→ RECORDS PROVIDED
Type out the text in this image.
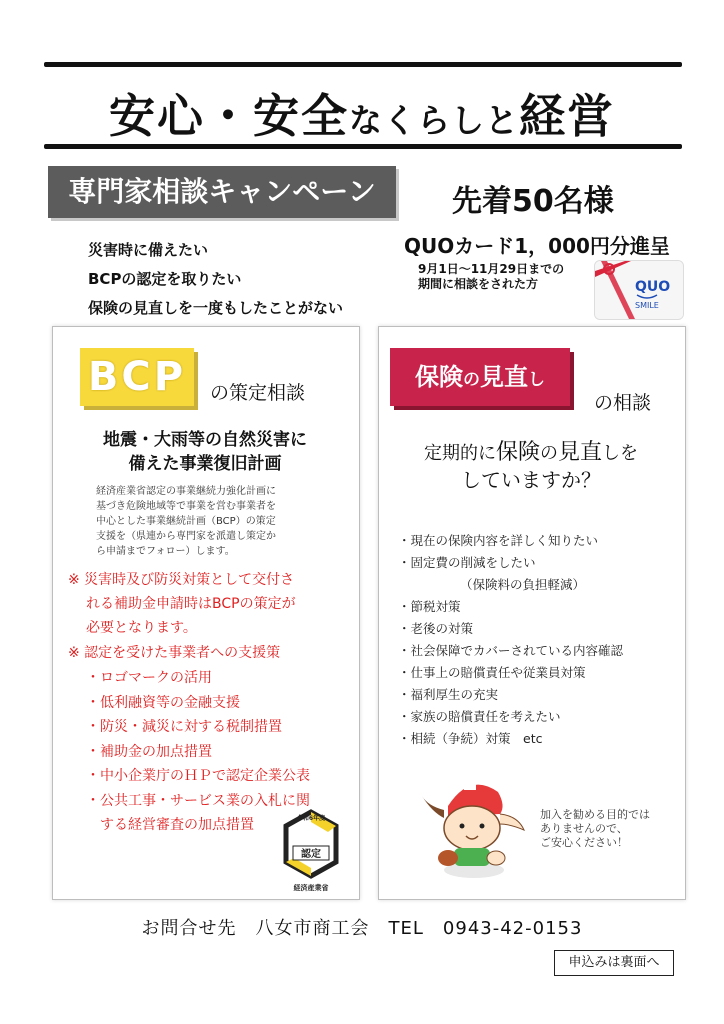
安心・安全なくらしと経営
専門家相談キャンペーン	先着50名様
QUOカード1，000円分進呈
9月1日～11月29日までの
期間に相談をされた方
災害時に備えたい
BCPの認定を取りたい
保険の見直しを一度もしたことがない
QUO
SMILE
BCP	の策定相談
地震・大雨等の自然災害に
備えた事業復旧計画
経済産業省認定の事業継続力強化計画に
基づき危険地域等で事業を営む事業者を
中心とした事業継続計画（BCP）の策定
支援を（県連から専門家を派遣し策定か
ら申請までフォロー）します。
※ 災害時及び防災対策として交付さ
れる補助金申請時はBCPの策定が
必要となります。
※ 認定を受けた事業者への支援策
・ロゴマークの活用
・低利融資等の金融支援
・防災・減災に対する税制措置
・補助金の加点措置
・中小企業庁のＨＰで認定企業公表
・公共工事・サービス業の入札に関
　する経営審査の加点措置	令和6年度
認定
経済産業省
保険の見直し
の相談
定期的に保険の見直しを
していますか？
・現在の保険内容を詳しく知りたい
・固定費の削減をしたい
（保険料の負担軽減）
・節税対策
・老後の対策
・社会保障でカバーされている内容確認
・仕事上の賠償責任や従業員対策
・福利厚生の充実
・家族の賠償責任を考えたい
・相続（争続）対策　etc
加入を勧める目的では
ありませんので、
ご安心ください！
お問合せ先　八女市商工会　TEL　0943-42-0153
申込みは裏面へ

→ WRITTEN REQUEST
Repeat all the data as it stands, dropping any images it holds.

→ OUTPUT BELOW
Type out the text in this image.
安心・安全なくらしと経営
専門家相談キャンペーン	先着50名様
QUOカード1，000円分進呈
9月1日～11月29日までの
期間に相談をされた方
災害時に備えたい
BCPの認定を取りたい
保険の見直しを一度もしたことがない
QUO
SMILE
BCP	の策定相談
地震・大雨等の自然災害に
備えた事業復旧計画
経済産業省認定の事業継続力強化計画に
基づき危険地域等で事業を営む事業者を
中心とした事業継続計画（BCP）の策定
支援を（県連から専門家を派遣し策定か
ら申請までフォロー）します。
※ 災害時及び防災対策として交付さ
れる補助金申請時はBCPの策定が
必要となります。
※ 認定を受けた事業者への支援策
・ロゴマークの活用
・低利融資等の金融支援
・防災・減災に対する税制措置
・補助金の加点措置
・中小企業庁のＨＰで認定企業公表
・公共工事・サービス業の入札に関
　する経営審査の加点措置	令和6年度
認定
経済産業省
保険の見直し
の相談
定期的に保険の見直しを
していますか？
・現在の保険内容を詳しく知りたい
・固定費の削減をしたい
（保険料の負担軽減）
・節税対策
・老後の対策
・社会保障でカバーされている内容確認
・仕事上の賠償責任や従業員対策
・福利厚生の充実
・家族の賠償責任を考えたい
・相続（争続）対策　etc
加入を勧める目的では
ありませんので、
ご安心ください！
お問合せ先　八女市商工会　TEL　0943-42-0153
申込みは裏面へ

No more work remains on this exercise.